Extract all lines that hold the string "created".

Extracted records –

____

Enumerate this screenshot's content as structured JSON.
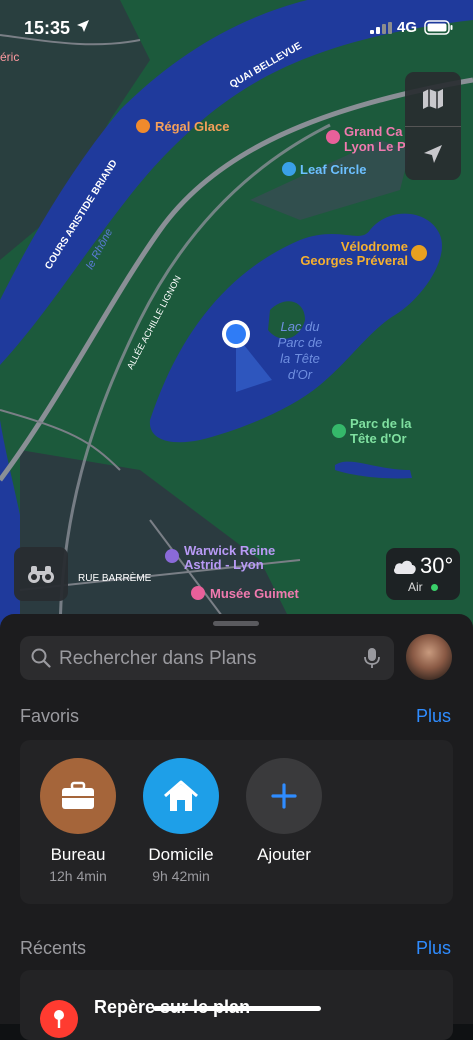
{
  "status_bar": {
    "time": "15:35",
    "network": "4G"
  },
  "map": {
    "labels": {
      "eric": "éric",
      "quai": "QUAI BELLEVUE",
      "cours": "COURS ARISTIDE BRIAND",
      "rhone": "le Rhône",
      "allee": "ALLÉE ACHILLE LIGNON",
      "rue": "RUE BARRÈME",
      "lac": [
        "Lac du",
        "Parc de",
        "la Tête",
        "d'Or"
      ]
    },
    "pois": {
      "regal": "Régal Glace",
      "grand_casino": [
        "Grand Ca",
        "Lyon Le P"
      ],
      "leaf": "Leaf Circle",
      "velodrome": [
        "Vélodrome",
        "Georges Préveral"
      ],
      "parc": [
        "Parc de la",
        "Tête d'Or"
      ],
      "warwick": [
        "Warwick Reine",
        "Astrid - Lyon"
      ],
      "guimet": "Musée Guimet"
    },
    "colors": {
      "land": "#1c5a3c",
      "water": "#1f3a9c",
      "road": "#8a8f96"
    }
  },
  "weather": {
    "temp": "30°",
    "air_label": "Air"
  },
  "sheet": {
    "search_placeholder": "Rechercher dans Plans",
    "favorites_title": "Favoris",
    "favorites_more": "Plus",
    "favorites": [
      {
        "label": "Bureau",
        "subtitle": "12h 4min",
        "icon": "briefcase-icon",
        "color": "#a5653a"
      },
      {
        "label": "Domicile",
        "subtitle": "9h 42min",
        "icon": "house-icon",
        "color": "#1e9fe8"
      },
      {
        "label": "Ajouter",
        "subtitle": "",
        "icon": "plus-icon",
        "color": "#3a3a3c"
      }
    ],
    "recents_title": "Récents",
    "recents_more": "Plus",
    "recents": [
      {
        "title": "Repère sur le plan",
        "icon": "pin-icon"
      }
    ]
  }
}
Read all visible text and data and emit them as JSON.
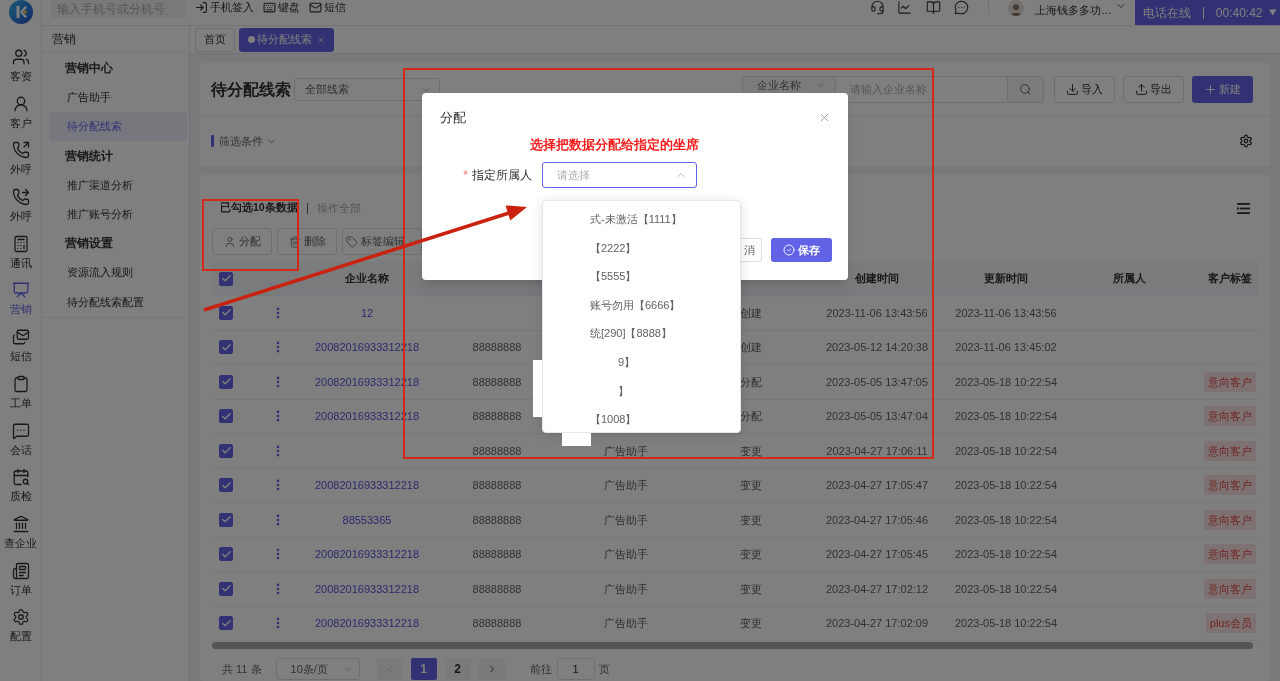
{
  "rail": {
    "items": [
      {
        "label": "客资",
        "selected": false
      },
      {
        "label": "客户",
        "selected": false
      },
      {
        "label": "外呼",
        "selected": false
      },
      {
        "label": "外呼",
        "selected": false
      },
      {
        "label": "通讯",
        "selected": false
      },
      {
        "label": "营销",
        "selected": true
      },
      {
        "label": "短信",
        "selected": false
      },
      {
        "label": "工单",
        "selected": false
      },
      {
        "label": "会话",
        "selected": false
      },
      {
        "label": "质检",
        "selected": false
      },
      {
        "label": "查企业",
        "selected": false
      },
      {
        "label": "订单",
        "selected": false
      },
      {
        "label": "配置",
        "selected": false
      }
    ]
  },
  "top_bar": {
    "search": {
      "placeholder": "输入手机号或分机号"
    },
    "actions": [
      {
        "label": "手机签入"
      },
      {
        "label": "键盘"
      },
      {
        "label": "短信"
      }
    ],
    "user": {
      "name": "上海钱多多功…"
    },
    "call_status": {
      "label": "电话在线",
      "timer": "00:40:42"
    }
  },
  "menu": {
    "title": "营销",
    "groups": [
      {
        "title": "营销中心",
        "items": [
          {
            "label": "广告助手",
            "selected": false
          },
          {
            "label": "待分配线索",
            "selected": true
          }
        ]
      },
      {
        "title": "营销统计",
        "items": [
          {
            "label": "推广渠道分析",
            "selected": false
          },
          {
            "label": "推广账号分析",
            "selected": false
          }
        ]
      },
      {
        "title": "营销设置",
        "items": [
          {
            "label": "资源流入规则",
            "selected": false
          },
          {
            "label": "待分配线索配置",
            "selected": false
          }
        ]
      }
    ]
  },
  "tabs": [
    {
      "label": "首页",
      "selected": false,
      "closable": false
    },
    {
      "label": "待分配线索",
      "selected": true,
      "closable": true
    }
  ],
  "page": {
    "title": "待分配线索",
    "scope_select": "全部线索",
    "search_by": "企业名称",
    "search_placeholder": "请输入企业名称",
    "buttons": [
      {
        "label": "导入",
        "kind": "import"
      },
      {
        "label": "导出",
        "kind": "export"
      },
      {
        "label": "新建",
        "kind": "create"
      }
    ],
    "filter": "筛选条件"
  },
  "selection": {
    "summary": "已勾选10条数据",
    "select_all": "操作全部"
  },
  "bulk_actions": [
    {
      "label": "分配",
      "kind": "assign"
    },
    {
      "label": "删除",
      "kind": "delete"
    },
    {
      "label": "标签编辑",
      "kind": "tags"
    }
  ],
  "table": {
    "header_checked": true,
    "columns": {
      "company": "企业名称",
      "created": "创建时间",
      "updated": "更新时间",
      "owner": "所属人",
      "tag": "客户标签"
    },
    "rows": [
      {
        "checked": true,
        "company": "12",
        "method": "创建",
        "created": "2023-11-06 13:43:56",
        "updated": "2023-11-06 13:43:56"
      },
      {
        "checked": true,
        "company": "20082016933312218",
        "phone": "88888888",
        "method": "创建",
        "created": "2023-05-12 14:20:38",
        "updated": "2023-11-06 13:45:02"
      },
      {
        "checked": true,
        "company": "20082016933312218",
        "phone": "88888888",
        "method": "分配",
        "created": "2023-05-05 13:47:05",
        "updated": "2023-05-18 10:22:54",
        "tag": "意向客户"
      },
      {
        "checked": true,
        "company": "20082016933312218",
        "phone": "88888888",
        "method": "分配",
        "created": "2023-05-05 13:47:04",
        "updated": "2023-05-18 10:22:54",
        "tag": "意向客户"
      },
      {
        "checked": true,
        "phone": "88888888",
        "source": "广告助手",
        "method": "变更",
        "created": "2023-04-27 17:06:11",
        "updated": "2023-05-18 10:22:54",
        "tag": "意向客户"
      },
      {
        "checked": true,
        "company": "20082016933312218",
        "phone": "88888888",
        "source": "广告助手",
        "method": "变更",
        "created": "2023-04-27 17:05:47",
        "updated": "2023-05-18 10:22:54",
        "tag": "意向客户"
      },
      {
        "checked": true,
        "company": "88553365",
        "phone": "88888888",
        "source": "广告助手",
        "method": "变更",
        "created": "2023-04-27 17:05:46",
        "updated": "2023-05-18 10:22:54",
        "tag": "意向客户"
      },
      {
        "checked": true,
        "company": "20082016933312218",
        "phone": "88888888",
        "source": "广告助手",
        "method": "变更",
        "created": "2023-04-27 17:05:45",
        "updated": "2023-05-18 10:22:54",
        "tag": "意向客户"
      },
      {
        "checked": true,
        "company": "20082016933312218",
        "phone": "88888888",
        "source": "广告助手",
        "method": "变更",
        "created": "2023-04-27 17:02:12",
        "updated": "2023-05-18 10:22:54",
        "tag": "意向客户"
      },
      {
        "checked": true,
        "company": "20082016933312218",
        "phone": "88888888",
        "source": "广告助手",
        "method": "变更",
        "created": "2023-04-27 17:02:09",
        "updated": "2023-05-18 10:22:54",
        "tag": "plus会员"
      }
    ]
  },
  "pagination": {
    "total": "共 11 条",
    "page_size": "10条/页",
    "prev_disabled": true,
    "pages": [
      {
        "label": "1",
        "selected": true
      },
      {
        "label": "2",
        "selected": false
      }
    ],
    "next_disabled": false,
    "goto_label": "前往",
    "goto_value": "1",
    "goto_suffix": "页"
  },
  "dialog": {
    "title": "分配",
    "notice": "选择把数据分配给指定的坐席",
    "field": {
      "required_mark": "*",
      "label": "指定所属人",
      "placeholder": "请选择",
      "open": true,
      "options": [
        {
          "label": "式-未激活【1111】",
          "partly_covered": false
        },
        {
          "label": "【2222】",
          "partly_covered": false
        },
        {
          "label": "【5555】",
          "partly_covered": false
        },
        {
          "label": "账号勿用【6666】",
          "partly_covered": false
        },
        {
          "label": "统[290]【8888】",
          "partly_covered": false
        },
        {
          "label": "9】",
          "partly_covered": true
        },
        {
          "label": "】",
          "partly_covered": true
        },
        {
          "label": "【1008】",
          "partly_covered": false
        }
      ]
    },
    "buttons": [
      {
        "label": "消",
        "kind": "cancel"
      },
      {
        "label": "保存",
        "kind": "primary"
      }
    ]
  }
}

____

SOLUTION –
      "created": "创建时间",
        "created": "2023-11-06 13:43:56",
        "created": "2023-05-12 14:20:38",
        "created": "2023-05-05 13:47:05",
        "created": "2023-05-05 13:47:04",
        "created": "2023-04-27 17:06:11",
        "created": "2023-04-27 17:05:47",
        "created": "2023-04-27 17:05:46",
        "created": "2023-04-27 17:05:45",
        "created": "2023-04-27 17:02:12",
        "created": "2023-04-27 17:02:09",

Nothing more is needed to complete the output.